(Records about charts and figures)
-- BEGIN --

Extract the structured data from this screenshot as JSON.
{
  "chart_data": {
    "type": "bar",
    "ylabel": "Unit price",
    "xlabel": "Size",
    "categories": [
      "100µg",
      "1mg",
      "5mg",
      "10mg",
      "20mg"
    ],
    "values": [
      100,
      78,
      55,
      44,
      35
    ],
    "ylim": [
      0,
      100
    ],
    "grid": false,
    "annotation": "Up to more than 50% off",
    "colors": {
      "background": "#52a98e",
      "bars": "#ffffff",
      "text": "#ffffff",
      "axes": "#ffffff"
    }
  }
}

-- END --
-- BEGIN --

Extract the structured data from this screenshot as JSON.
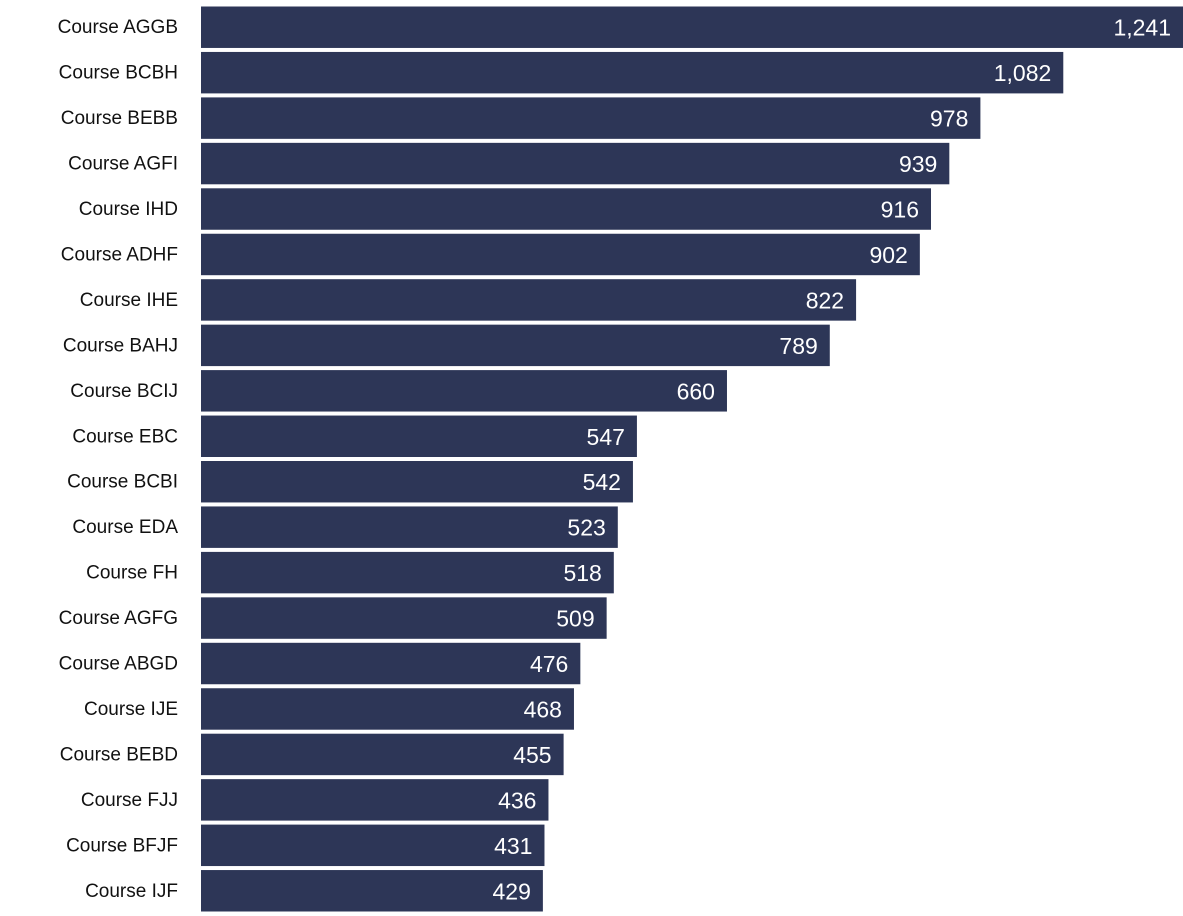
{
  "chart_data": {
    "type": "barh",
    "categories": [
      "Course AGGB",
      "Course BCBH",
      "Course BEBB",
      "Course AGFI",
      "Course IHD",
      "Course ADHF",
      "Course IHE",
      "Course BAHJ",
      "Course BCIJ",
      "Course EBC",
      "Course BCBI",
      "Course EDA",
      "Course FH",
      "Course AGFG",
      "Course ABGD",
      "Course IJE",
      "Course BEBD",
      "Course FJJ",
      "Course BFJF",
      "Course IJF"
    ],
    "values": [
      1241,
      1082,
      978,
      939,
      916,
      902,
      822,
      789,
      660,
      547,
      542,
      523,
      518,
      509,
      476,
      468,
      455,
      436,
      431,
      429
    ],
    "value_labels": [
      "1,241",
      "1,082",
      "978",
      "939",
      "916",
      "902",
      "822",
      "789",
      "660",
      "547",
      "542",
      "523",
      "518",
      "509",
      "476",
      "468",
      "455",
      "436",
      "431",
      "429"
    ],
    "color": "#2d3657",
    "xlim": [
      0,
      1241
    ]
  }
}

-- END --

#### Exercise task
Filter lines by "ffffff" and return each hit.

#### Written answer
      "bars": "#ffffff",
      "text": "#ffffff",
      "axes": "#ffffff"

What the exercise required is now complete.